**GIVEN INSTRUCTION**
Show every line containing "that" by copying it.

(Source records)
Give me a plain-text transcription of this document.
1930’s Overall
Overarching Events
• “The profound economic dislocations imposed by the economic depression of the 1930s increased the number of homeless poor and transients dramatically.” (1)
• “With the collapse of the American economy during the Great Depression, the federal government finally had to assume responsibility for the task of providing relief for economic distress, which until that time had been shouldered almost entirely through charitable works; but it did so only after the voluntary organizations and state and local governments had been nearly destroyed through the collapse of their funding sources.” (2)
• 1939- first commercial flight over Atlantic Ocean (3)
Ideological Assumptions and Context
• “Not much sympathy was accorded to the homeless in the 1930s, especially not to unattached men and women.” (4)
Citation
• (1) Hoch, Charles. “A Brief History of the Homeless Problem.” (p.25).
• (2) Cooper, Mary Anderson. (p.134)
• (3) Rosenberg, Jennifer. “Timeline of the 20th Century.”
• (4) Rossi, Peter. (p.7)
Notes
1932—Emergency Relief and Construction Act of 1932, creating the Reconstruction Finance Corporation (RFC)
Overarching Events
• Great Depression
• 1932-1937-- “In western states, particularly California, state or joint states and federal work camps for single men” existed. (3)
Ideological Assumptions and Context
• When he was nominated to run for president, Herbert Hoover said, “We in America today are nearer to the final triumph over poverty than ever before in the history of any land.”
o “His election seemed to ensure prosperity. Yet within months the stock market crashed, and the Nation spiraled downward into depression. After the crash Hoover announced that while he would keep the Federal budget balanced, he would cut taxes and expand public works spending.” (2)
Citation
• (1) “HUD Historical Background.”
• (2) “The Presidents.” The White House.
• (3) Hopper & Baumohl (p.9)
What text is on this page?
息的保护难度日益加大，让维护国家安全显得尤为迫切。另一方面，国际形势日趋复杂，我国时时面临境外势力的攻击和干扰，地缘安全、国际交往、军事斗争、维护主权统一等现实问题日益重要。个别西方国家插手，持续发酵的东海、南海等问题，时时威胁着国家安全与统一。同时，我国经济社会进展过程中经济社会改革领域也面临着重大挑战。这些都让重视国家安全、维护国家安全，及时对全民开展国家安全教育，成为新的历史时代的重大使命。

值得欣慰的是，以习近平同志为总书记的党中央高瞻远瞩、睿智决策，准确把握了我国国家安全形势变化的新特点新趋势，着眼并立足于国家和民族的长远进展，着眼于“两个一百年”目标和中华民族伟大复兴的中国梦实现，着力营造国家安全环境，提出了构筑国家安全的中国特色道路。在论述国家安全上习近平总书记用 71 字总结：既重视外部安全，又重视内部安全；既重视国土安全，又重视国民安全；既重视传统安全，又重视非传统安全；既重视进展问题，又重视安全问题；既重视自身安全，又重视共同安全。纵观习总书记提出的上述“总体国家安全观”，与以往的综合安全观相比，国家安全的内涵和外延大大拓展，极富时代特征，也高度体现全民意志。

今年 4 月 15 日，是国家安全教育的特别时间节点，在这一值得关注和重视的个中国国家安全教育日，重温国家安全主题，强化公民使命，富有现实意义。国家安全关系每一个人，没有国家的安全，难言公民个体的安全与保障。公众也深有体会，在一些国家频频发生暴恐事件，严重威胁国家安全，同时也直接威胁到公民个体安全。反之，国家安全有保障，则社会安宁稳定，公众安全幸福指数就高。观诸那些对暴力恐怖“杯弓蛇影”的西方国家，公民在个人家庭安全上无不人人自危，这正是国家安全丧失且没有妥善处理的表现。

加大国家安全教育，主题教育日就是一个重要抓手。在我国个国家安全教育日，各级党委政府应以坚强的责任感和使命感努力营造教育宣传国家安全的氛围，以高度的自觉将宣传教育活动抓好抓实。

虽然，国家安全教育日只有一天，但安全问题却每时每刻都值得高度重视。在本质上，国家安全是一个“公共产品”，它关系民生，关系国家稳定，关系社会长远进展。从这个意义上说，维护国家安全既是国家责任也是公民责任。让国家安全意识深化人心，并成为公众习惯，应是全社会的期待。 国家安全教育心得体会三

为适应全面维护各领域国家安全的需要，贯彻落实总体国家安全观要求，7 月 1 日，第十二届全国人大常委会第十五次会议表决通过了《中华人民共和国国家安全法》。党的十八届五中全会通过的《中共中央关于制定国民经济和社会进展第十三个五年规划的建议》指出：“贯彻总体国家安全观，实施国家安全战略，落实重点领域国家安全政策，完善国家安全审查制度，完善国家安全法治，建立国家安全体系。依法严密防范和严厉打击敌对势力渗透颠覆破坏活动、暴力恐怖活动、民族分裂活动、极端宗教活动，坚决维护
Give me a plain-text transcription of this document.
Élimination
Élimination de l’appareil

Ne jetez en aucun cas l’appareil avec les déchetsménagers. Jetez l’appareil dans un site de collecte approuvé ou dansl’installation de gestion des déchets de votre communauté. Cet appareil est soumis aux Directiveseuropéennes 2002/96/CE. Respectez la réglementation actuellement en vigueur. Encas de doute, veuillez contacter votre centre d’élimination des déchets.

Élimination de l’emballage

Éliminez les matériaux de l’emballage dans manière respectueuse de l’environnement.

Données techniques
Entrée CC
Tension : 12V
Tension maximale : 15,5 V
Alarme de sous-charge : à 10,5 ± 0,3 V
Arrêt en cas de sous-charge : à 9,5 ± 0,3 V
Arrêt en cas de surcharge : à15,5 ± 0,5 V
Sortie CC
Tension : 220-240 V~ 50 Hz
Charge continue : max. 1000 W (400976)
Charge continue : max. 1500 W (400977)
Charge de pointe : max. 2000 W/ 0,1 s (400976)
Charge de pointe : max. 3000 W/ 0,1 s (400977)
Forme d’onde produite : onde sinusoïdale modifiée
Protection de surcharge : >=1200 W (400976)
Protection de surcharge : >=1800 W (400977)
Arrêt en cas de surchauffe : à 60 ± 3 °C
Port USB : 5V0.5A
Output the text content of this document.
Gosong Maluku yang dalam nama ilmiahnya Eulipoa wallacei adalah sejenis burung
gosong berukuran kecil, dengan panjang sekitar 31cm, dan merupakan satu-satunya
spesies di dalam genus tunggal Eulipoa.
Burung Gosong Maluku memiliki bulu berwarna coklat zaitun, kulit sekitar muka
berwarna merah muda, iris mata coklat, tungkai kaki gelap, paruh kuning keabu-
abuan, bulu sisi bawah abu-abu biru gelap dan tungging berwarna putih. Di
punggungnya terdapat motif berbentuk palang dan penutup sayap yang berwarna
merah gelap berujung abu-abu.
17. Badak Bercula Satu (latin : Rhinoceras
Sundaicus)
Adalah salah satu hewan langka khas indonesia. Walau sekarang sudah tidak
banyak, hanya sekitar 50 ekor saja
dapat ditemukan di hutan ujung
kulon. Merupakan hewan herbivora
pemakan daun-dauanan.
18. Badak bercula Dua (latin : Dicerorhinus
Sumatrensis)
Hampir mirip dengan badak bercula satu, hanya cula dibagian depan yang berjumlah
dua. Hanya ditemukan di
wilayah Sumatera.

**TASK OUTPUT**
• “With the collapse of the American economy during the Great Depression, the federal government finally had to assume responsibility for the task of providing relief for economic distress, which until that time had been shouldered almost entirely through charitable works; but it did so only after the voluntary organizations and state and local governments had been nearly destroyed through the collapse of their funding sources.” (2)
o “His election seemed to ensure prosperity. Yet within months the stock market crashed, and the Nation spiraled downward into depression. After the crash Hoover announced that while he would keep the Federal budget balanced, he would cut taxes and expand public works spending.” (2)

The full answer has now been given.